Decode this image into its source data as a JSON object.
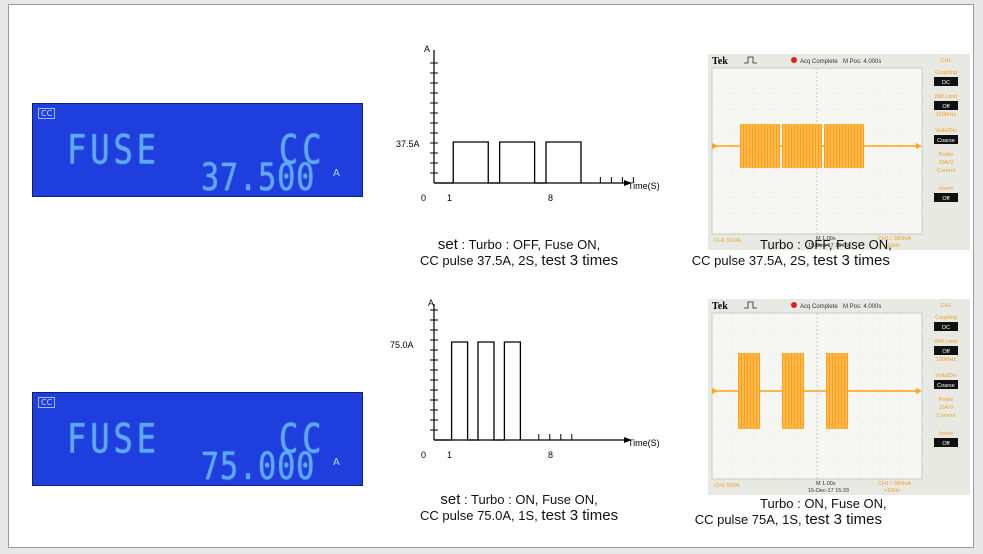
{
  "displays": [
    {
      "tag": "CC",
      "mode": "FUSE",
      "func": "CC",
      "value": "37.500",
      "unit": "A"
    },
    {
      "tag": "CC",
      "mode": "FUSE",
      "func": "CC",
      "value": "75.000",
      "unit": "A"
    }
  ],
  "set_captions": [
    {
      "line1": "set : Turbo : OFF, Fuse ON,",
      "line2a": "CC pulse  37.5A, 2S, ",
      "line2b": "test 3 times"
    },
    {
      "line1": "set : Turbo : ON, Fuse ON,",
      "line2a": "CC pulse  75.0A, 1S, ",
      "line2b": "test 3 times"
    }
  ],
  "scope_captions": [
    {
      "line1": "Turbo : OFF, Fuse ON,",
      "line2a": "CC pulse  37.5A, 2S, ",
      "line2b": "test 3 times"
    },
    {
      "line1": "Turbo : ON, Fuse ON,",
      "line2a": "CC pulse  75A, 1S, ",
      "line2b": "test 3 times"
    }
  ],
  "pulse_charts": [
    {
      "y_axis_label": "A",
      "x_axis_label": "Time(S)",
      "level_label": "37.5A",
      "origin_label": "0",
      "tick_1": "1",
      "tick_8": "8",
      "pulse_width_s": 2,
      "pulse_count": 3
    },
    {
      "y_axis_label": "A",
      "x_axis_label": "Time(S)",
      "level_label": "75.0A",
      "origin_label": "0",
      "tick_1": "1",
      "tick_8": "8",
      "pulse_width_s": 1,
      "pulse_count": 3
    }
  ],
  "scopes": [
    {
      "brand": "Tek",
      "status": "Acq Complete",
      "mpos": "M Pos: 4.000s",
      "menu": [
        "CH1",
        "Coupling",
        "DC",
        "BW Limit",
        "Off",
        "100MHz",
        "Volts/Div",
        "Coarse",
        "Probe",
        "10A/V",
        "Current",
        "Invert",
        "Off"
      ],
      "ch_label": "CH1  50.0A",
      "timebase": "M 1.00s",
      "date": "15-Dec-17 15:09",
      "trig": "CH1 / 380mA",
      "freq": "<10Hz"
    },
    {
      "brand": "Tek",
      "status": "Acq Complete",
      "mpos": "M Pos: 4.000s",
      "menu": [
        "CH1",
        "Coupling",
        "DC",
        "BW Limit",
        "Off",
        "100MHz",
        "Volts/Div",
        "Coarse",
        "Probe",
        "10A/V",
        "Current",
        "Invert",
        "Off"
      ],
      "ch_label": "CH1  500A",
      "timebase": "M 1.00s",
      "date": "15-Dec-17 15:33",
      "trig": "CH1 / 380mA",
      "freq": "<10Hz"
    }
  ],
  "colors": {
    "lcd_bg": "#1f3ede",
    "lcd_fg": "#5da9ff",
    "scope_trace": "#ffa21c",
    "scope_bg": "#f6f6f2"
  }
}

## [TASK TO COMPLETE]
Repeat the material above in full and unchanged, minus its images.

## [COMPLETED TASK]
Decode this image into its source data as a JSON object.
{
  "displays": [
    {
      "tag": "CC",
      "mode": "FUSE",
      "func": "CC",
      "value": "37.500",
      "unit": "A"
    },
    {
      "tag": "CC",
      "mode": "FUSE",
      "func": "CC",
      "value": "75.000",
      "unit": "A"
    }
  ],
  "set_captions": [
    {
      "line1": "set : Turbo : OFF, Fuse ON,",
      "line2a": "CC pulse  37.5A, 2S, ",
      "line2b": "test 3 times"
    },
    {
      "line1": "set : Turbo : ON, Fuse ON,",
      "line2a": "CC pulse  75.0A, 1S, ",
      "line2b": "test 3 times"
    }
  ],
  "scope_captions": [
    {
      "line1": "Turbo : OFF, Fuse ON,",
      "line2a": "CC pulse  37.5A, 2S, ",
      "line2b": "test 3 times"
    },
    {
      "line1": "Turbo : ON, Fuse ON,",
      "line2a": "CC pulse  75A, 1S, ",
      "line2b": "test 3 times"
    }
  ],
  "pulse_charts": [
    {
      "y_axis_label": "A",
      "x_axis_label": "Time(S)",
      "level_label": "37.5A",
      "origin_label": "0",
      "tick_1": "1",
      "tick_8": "8",
      "pulse_width_s": 2,
      "pulse_count": 3
    },
    {
      "y_axis_label": "A",
      "x_axis_label": "Time(S)",
      "level_label": "75.0A",
      "origin_label": "0",
      "tick_1": "1",
      "tick_8": "8",
      "pulse_width_s": 1,
      "pulse_count": 3
    }
  ],
  "scopes": [
    {
      "brand": "Tek",
      "status": "Acq Complete",
      "mpos": "M Pos: 4.000s",
      "menu": [
        "CH1",
        "Coupling",
        "DC",
        "BW Limit",
        "Off",
        "100MHz",
        "Volts/Div",
        "Coarse",
        "Probe",
        "10A/V",
        "Current",
        "Invert",
        "Off"
      ],
      "ch_label": "CH1  50.0A",
      "timebase": "M 1.00s",
      "date": "15-Dec-17 15:09",
      "trig": "CH1 / 380mA",
      "freq": "<10Hz"
    },
    {
      "brand": "Tek",
      "status": "Acq Complete",
      "mpos": "M Pos: 4.000s",
      "menu": [
        "CH1",
        "Coupling",
        "DC",
        "BW Limit",
        "Off",
        "100MHz",
        "Volts/Div",
        "Coarse",
        "Probe",
        "10A/V",
        "Current",
        "Invert",
        "Off"
      ],
      "ch_label": "CH1  500A",
      "timebase": "M 1.00s",
      "date": "15-Dec-17 15:33",
      "trig": "CH1 / 380mA",
      "freq": "<10Hz"
    }
  ],
  "colors": {
    "lcd_bg": "#1f3ede",
    "lcd_fg": "#5da9ff",
    "scope_trace": "#ffa21c",
    "scope_bg": "#f6f6f2"
  }
}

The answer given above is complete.